-- Text shown --
<<<<

It’s one of our shorter waterways, but London’s canal packs in a lot of interest in its journey from Little Venice through the capital to Limehouse and the docklands
Words and Pictures by Martin Ludgate
At just under nine miles long, London’s Regent’s Canal is one of the shorter canals on the network – and probably the shortest that we’ve ever dedicated an entire cruise guide to. But despite its modest length, lack of spectacular engineering or splendid rural scenery, and entirely urban route, it packs a huge amount of interest into that length.
Built to link the Paddington Arm of the (then) Grand Junction Canal near its Paddington Basin terminus to the docks in East London, the canal skirts around the northern limits of Westminster, the West End and the City as it descends through 12 locks to the Thames at Limehouse Basin. In doing so, it runs within easy reach of may of the capital’s attractions, quite apart from all the interesting features of the canal itself, and its immediate surroundings.
Why Little Venice?
And those interesting features begin right at the start, where it leaves the Paddington Arm. Boats arriving from the main line of the Grand Union pass under a bridge and through a set of former stop gates accompanied by an old toll house (where until the mergers of the late 1920s and early 1930s brought the Regent’s and the Paddington Arm under the same canal company, tolls would need to be paid). From there they emerge into the spacious expanse of water that we now know either as Browning’s Pool or more usually as Little Venice.

>>>>

-- Data excerpts --

<<<<

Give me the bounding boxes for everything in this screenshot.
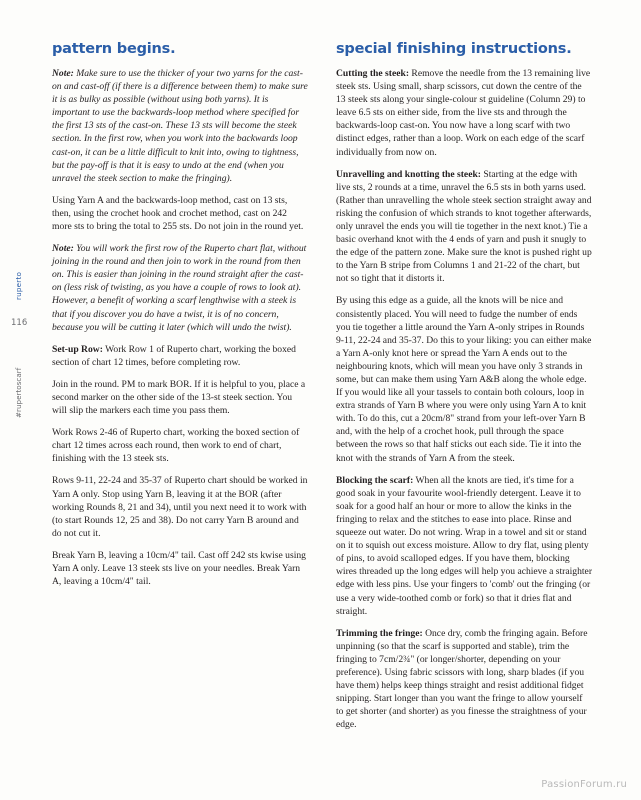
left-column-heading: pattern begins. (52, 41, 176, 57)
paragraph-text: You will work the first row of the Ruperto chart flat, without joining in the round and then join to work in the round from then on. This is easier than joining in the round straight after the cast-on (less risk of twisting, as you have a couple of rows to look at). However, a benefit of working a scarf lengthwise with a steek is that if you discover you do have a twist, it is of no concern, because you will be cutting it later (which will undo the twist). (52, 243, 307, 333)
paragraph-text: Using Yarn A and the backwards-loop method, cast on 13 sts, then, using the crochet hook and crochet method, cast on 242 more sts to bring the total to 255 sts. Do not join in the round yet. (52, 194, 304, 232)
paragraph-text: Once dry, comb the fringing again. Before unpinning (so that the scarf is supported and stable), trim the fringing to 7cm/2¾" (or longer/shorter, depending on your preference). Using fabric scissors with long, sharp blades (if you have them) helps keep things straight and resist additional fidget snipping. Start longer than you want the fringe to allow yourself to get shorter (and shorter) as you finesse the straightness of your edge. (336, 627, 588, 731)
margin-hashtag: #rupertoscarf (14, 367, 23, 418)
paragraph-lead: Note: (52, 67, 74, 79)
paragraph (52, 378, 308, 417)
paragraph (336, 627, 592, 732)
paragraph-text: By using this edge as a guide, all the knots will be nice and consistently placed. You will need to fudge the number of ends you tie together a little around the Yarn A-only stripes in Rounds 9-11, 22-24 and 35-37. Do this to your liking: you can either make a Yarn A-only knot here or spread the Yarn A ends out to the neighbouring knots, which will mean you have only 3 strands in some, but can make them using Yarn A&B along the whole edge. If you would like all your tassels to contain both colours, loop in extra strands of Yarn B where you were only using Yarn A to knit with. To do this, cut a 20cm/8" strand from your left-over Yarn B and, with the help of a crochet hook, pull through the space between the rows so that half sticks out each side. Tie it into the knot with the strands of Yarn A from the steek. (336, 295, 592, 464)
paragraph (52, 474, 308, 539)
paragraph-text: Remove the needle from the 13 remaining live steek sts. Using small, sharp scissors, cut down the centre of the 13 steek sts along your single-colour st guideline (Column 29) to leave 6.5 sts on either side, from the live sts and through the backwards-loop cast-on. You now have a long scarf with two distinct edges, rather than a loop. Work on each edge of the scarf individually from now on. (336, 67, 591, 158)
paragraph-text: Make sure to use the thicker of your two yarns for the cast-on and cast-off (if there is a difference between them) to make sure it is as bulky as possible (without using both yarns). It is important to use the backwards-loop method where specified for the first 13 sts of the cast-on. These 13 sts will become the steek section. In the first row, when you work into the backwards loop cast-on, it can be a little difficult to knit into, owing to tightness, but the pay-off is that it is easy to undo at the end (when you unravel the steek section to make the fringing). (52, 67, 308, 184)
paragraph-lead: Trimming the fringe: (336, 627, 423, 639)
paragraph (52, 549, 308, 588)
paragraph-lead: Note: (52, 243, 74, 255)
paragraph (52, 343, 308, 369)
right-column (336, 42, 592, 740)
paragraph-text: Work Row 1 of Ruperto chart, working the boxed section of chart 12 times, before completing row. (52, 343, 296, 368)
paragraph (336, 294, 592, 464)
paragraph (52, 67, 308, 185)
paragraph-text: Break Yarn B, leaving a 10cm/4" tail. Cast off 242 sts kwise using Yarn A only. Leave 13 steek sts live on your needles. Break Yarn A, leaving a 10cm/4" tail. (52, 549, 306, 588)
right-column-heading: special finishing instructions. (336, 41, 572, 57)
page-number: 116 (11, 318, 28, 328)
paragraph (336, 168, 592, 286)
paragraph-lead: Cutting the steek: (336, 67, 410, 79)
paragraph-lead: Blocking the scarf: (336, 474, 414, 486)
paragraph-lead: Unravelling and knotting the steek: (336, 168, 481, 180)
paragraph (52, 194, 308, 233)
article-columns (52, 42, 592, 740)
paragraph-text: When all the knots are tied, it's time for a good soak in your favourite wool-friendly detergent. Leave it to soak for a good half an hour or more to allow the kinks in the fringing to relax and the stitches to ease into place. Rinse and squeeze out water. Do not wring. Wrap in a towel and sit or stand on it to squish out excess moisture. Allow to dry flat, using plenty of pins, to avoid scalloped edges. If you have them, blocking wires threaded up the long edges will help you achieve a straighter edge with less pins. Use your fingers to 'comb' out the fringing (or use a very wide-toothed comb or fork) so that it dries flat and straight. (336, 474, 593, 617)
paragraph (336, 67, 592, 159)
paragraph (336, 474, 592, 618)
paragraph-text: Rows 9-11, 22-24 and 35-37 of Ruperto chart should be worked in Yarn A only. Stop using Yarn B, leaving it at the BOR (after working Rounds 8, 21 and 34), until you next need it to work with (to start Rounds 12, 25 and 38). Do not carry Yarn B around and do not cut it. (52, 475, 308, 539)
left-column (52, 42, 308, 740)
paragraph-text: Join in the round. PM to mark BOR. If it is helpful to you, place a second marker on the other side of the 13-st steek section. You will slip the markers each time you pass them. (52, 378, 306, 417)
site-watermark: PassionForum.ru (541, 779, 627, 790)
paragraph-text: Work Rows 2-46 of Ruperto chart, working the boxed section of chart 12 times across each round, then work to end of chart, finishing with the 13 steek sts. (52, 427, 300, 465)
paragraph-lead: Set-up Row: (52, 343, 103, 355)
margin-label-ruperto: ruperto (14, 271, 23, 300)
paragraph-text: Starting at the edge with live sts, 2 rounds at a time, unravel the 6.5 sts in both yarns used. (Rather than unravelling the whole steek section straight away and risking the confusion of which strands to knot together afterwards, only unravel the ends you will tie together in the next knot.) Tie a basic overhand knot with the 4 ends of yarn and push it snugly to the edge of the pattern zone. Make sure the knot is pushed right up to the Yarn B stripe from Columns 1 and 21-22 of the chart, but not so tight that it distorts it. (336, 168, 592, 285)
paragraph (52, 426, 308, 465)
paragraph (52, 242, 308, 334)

>>>>

-- Problems and tasks --
1. Name the parts of London that the Regent's Canal skirts around, according to the Regent's Canal text.
2. In the records, change "flat" to "back and forth" from the line with "left-column-heading: pattern begins." up to and including the line with "paragraph-text: You will", and return only those lines.

-- Response list --
1.
- Westminster
- the West End
- the City

2.
left-column-heading: pattern begins. (52, 41, 176, 57)
paragraph-text: You will work the first row of the Ruperto chart back and forth, without joining in the round and then join to work in the round from then on. This is easier than joining in the round straight after the cast-on (less risk of twisting, as you have a couple of rows to look at). However, a benefit of working a scarf lengthwise with a steek is that if you discover you do have a twist, it is of no concern, because you will be cutting it later (which will undo the twist). (52, 243, 307, 333)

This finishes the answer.